Do this.
Every line of the records must be repeated exactly; pictures stay out.

(Collection entries)
━━━━━━

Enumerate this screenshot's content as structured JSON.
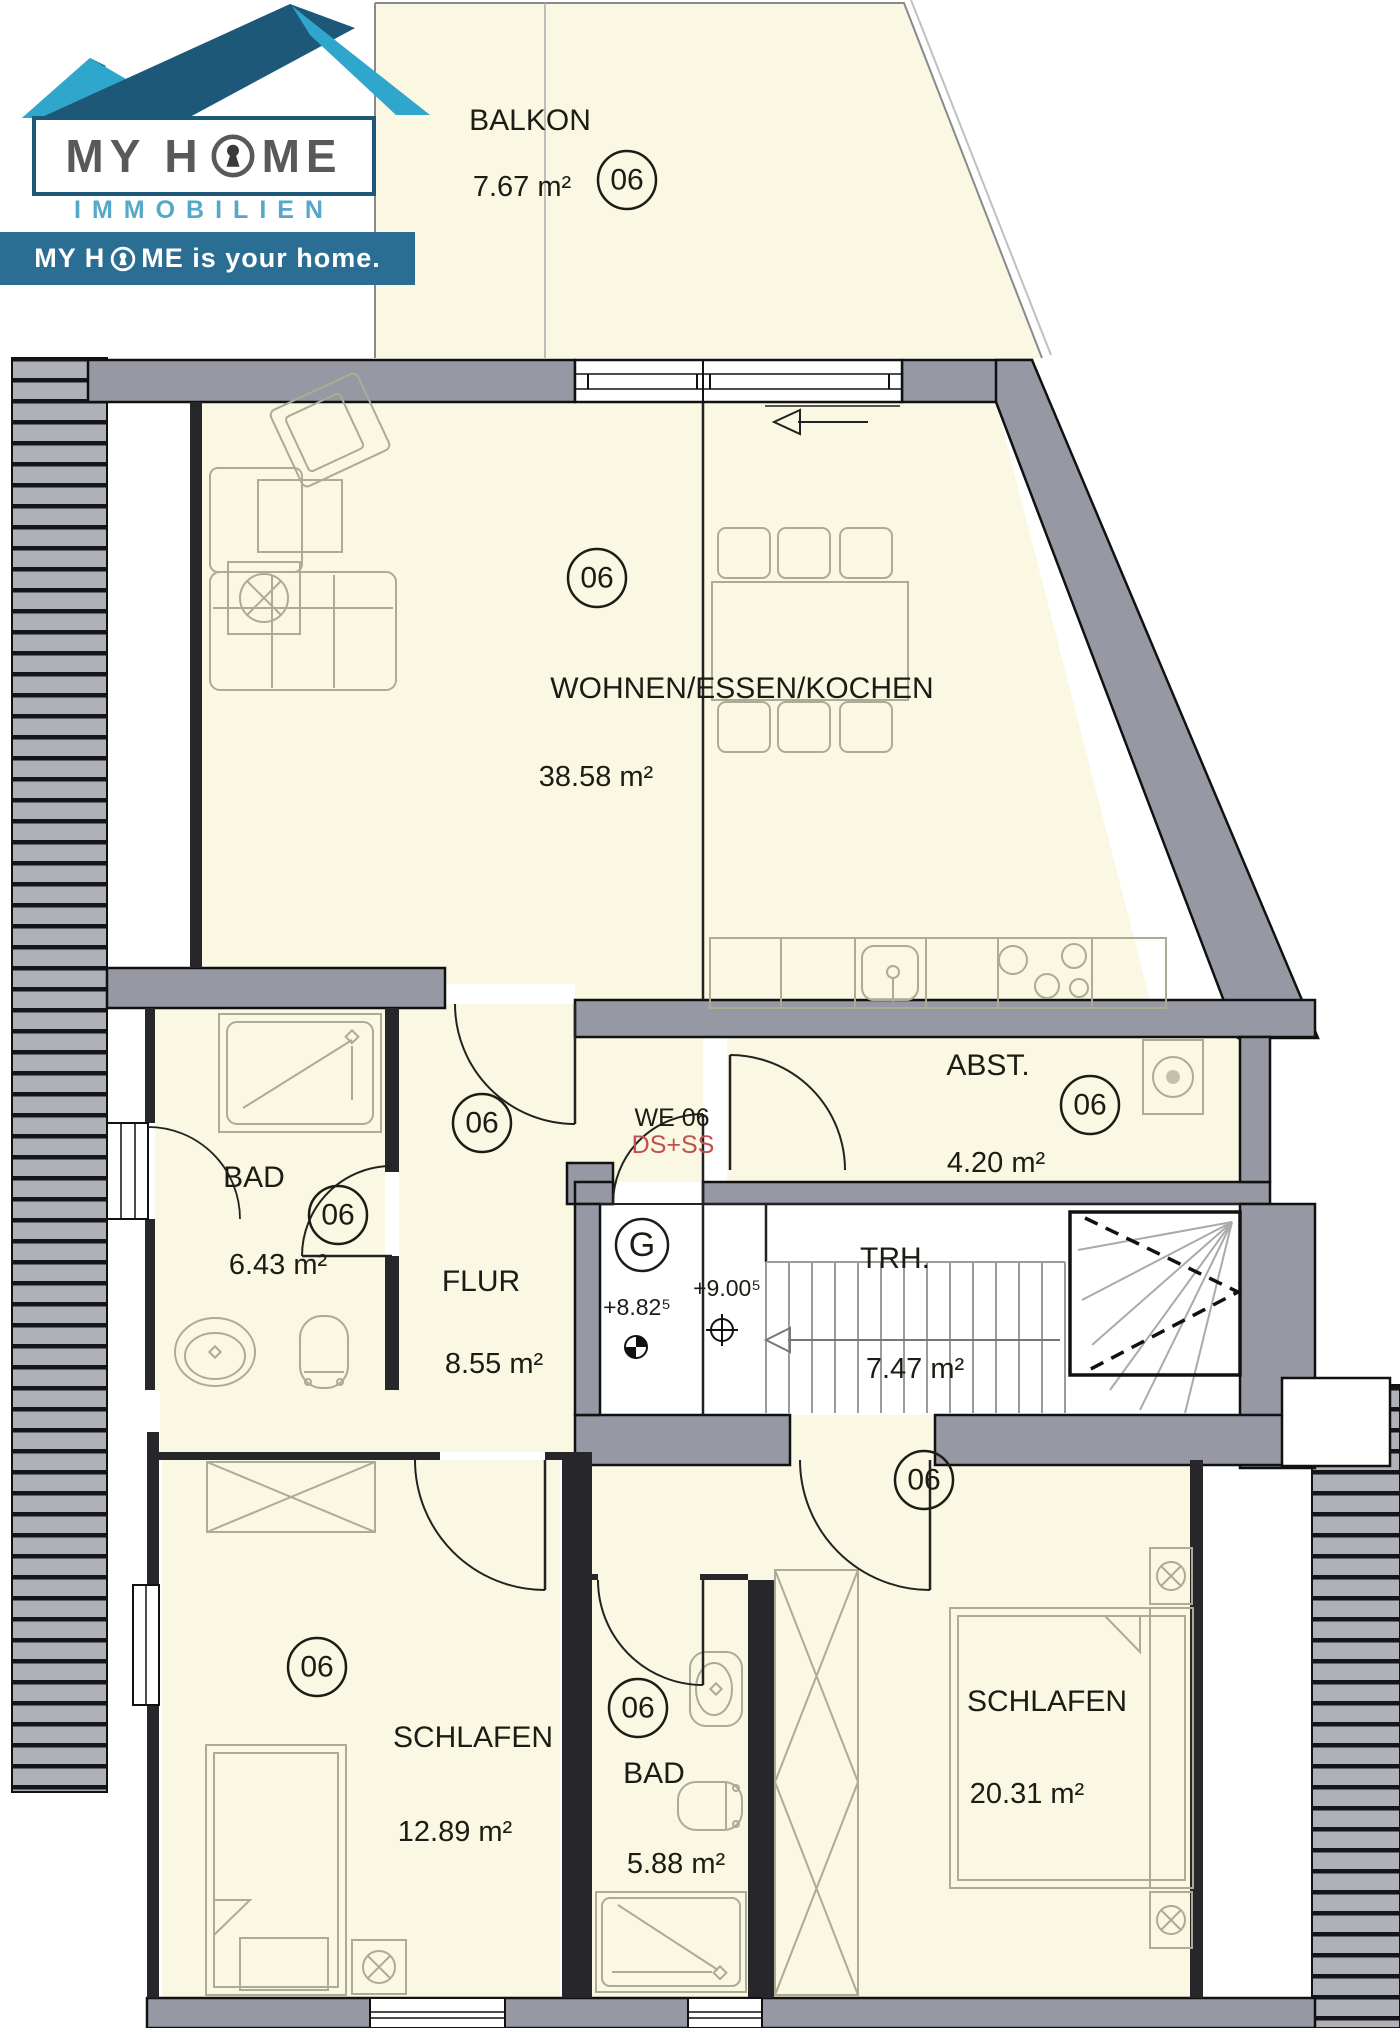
{
  "logo": {
    "brand_left": "MY H",
    "brand_right": "ME",
    "division": "IMMOBILIEN",
    "tagline_left": "MY H",
    "tagline_right": "ME is your home."
  },
  "unit_label": {
    "we": "WE 06",
    "systems": "DS+SS"
  },
  "level_markers": {
    "ground": "G",
    "inner": "+8.82⁵",
    "landing": "+9.00⁵"
  },
  "rooms": [
    {
      "name": "BALKON",
      "area": "7.67 m²",
      "unit": "06"
    },
    {
      "name": "WOHNEN/ESSEN/KOCHEN",
      "area": "38.58 m²",
      "unit": "06"
    },
    {
      "name": "BAD",
      "area": "6.43 m²",
      "unit": "06"
    },
    {
      "name": "FLUR",
      "area": "8.55 m²",
      "unit": "06"
    },
    {
      "name": "ABST.",
      "area": "4.20 m²",
      "unit": "06"
    },
    {
      "name": "TRH.",
      "area": "7.47 m²"
    },
    {
      "name": "SCHLAFEN",
      "area": "12.89 m²",
      "unit": "06"
    },
    {
      "name": "BAD",
      "area": "5.88 m²",
      "unit": "06"
    },
    {
      "name": "SCHLAFEN",
      "area": "20.31 m²",
      "unit": "06"
    }
  ],
  "colors": {
    "room_fill": "#FAF7E2",
    "wall_fill": "#9699A4",
    "hatch_fill": "#AFB1B9",
    "accent_dark_blue": "#1E5878",
    "accent_light_blue": "#2FA6CB",
    "banner_blue": "#2B6E93",
    "logo_text_gray": "#58595B",
    "label_red": "#C0504D"
  }
}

━━━━━━

Task output.
Enumerate this screenshot's content as structured JSON.
{
  "logo": {
    "brand_left": "MY H",
    "brand_right": "ME",
    "division": "IMMOBILIEN",
    "tagline_left": "MY H",
    "tagline_right": "ME is your home."
  },
  "unit_label": {
    "we": "WE 06",
    "systems": "DS+SS"
  },
  "level_markers": {
    "ground": "G",
    "inner": "+8.82⁵",
    "landing": "+9.00⁵"
  },
  "rooms": [
    {
      "name": "BALKON",
      "area": "7.67 m²",
      "unit": "06"
    },
    {
      "name": "WOHNEN/ESSEN/KOCHEN",
      "area": "38.58 m²",
      "unit": "06"
    },
    {
      "name": "BAD",
      "area": "6.43 m²",
      "unit": "06"
    },
    {
      "name": "FLUR",
      "area": "8.55 m²",
      "unit": "06"
    },
    {
      "name": "ABST.",
      "area": "4.20 m²",
      "unit": "06"
    },
    {
      "name": "TRH.",
      "area": "7.47 m²"
    },
    {
      "name": "SCHLAFEN",
      "area": "12.89 m²",
      "unit": "06"
    },
    {
      "name": "BAD",
      "area": "5.88 m²",
      "unit": "06"
    },
    {
      "name": "SCHLAFEN",
      "area": "20.31 m²",
      "unit": "06"
    }
  ],
  "colors": {
    "room_fill": "#FAF7E2",
    "wall_fill": "#9699A4",
    "hatch_fill": "#AFB1B9",
    "accent_dark_blue": "#1E5878",
    "accent_light_blue": "#2FA6CB",
    "banner_blue": "#2B6E93",
    "logo_text_gray": "#58595B",
    "label_red": "#C0504D"
  }
}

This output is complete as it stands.